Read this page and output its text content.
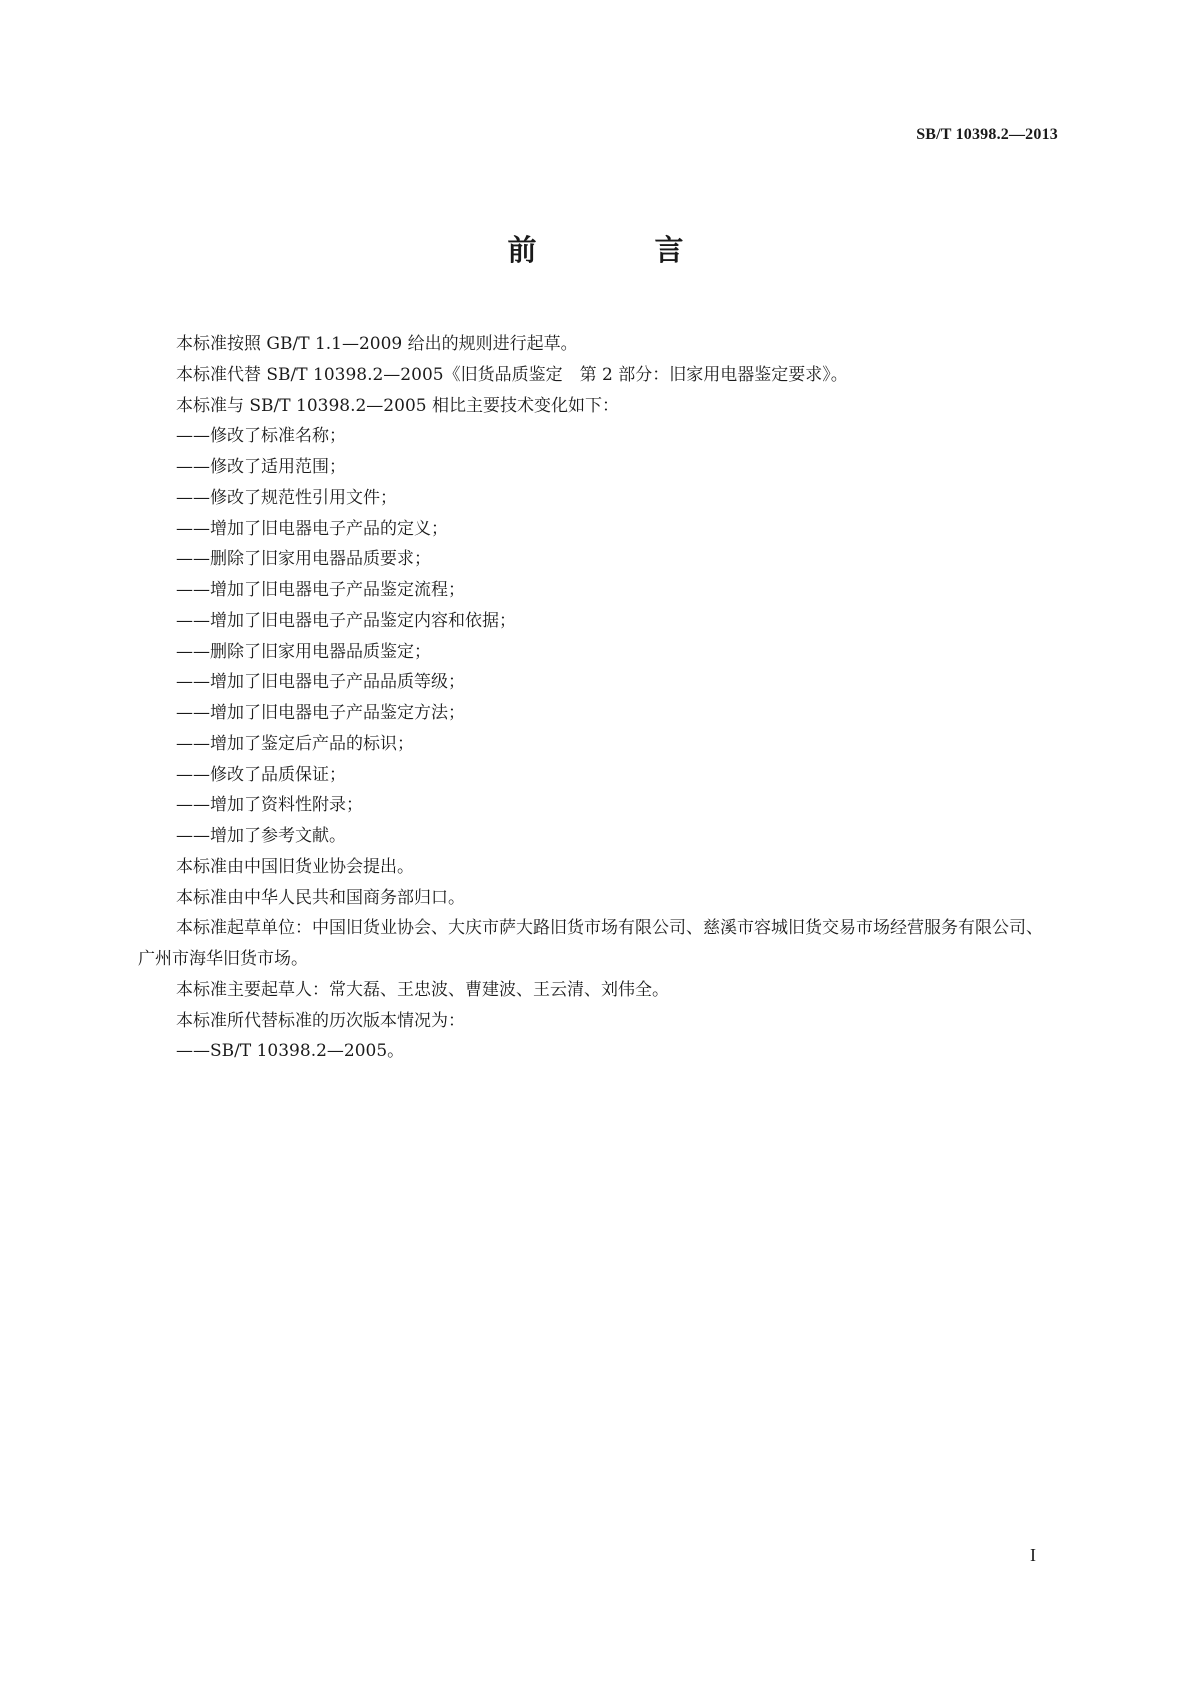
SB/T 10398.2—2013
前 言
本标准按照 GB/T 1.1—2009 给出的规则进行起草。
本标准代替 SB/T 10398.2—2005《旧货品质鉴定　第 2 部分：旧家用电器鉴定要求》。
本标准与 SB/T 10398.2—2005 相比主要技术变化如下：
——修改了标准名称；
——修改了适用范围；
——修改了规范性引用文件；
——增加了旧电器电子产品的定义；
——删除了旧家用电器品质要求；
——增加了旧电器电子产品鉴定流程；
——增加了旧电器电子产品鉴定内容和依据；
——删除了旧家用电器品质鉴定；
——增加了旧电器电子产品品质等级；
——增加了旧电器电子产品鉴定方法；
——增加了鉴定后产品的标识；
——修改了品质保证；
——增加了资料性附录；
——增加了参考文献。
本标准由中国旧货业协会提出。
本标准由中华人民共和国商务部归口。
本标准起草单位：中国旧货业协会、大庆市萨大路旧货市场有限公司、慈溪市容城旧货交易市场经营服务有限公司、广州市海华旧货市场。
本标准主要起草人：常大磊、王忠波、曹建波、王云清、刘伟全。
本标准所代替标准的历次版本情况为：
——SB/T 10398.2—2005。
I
* * *
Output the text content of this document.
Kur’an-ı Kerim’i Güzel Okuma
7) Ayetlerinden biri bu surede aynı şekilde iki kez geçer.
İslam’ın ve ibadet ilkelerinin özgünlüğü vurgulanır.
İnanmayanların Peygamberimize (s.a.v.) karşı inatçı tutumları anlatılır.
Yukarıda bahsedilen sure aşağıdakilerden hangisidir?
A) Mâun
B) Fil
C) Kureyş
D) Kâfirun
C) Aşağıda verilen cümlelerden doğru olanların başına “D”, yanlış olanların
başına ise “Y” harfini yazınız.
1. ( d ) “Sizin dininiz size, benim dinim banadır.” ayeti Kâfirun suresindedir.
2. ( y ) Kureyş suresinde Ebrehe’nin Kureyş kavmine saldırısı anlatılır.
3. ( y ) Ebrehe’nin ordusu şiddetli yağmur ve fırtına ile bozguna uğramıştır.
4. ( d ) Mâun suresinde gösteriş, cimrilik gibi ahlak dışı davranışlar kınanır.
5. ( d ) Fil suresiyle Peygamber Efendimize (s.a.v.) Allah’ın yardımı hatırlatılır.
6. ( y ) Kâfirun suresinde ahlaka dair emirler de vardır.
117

Your objective » Copy each line above that contains the word "başına".

Exercise solution »
C) Aşağıda verilen cümlelerden doğru olanların başına “D”, yanlış olanların
başına ise “Y” harfini yazınız.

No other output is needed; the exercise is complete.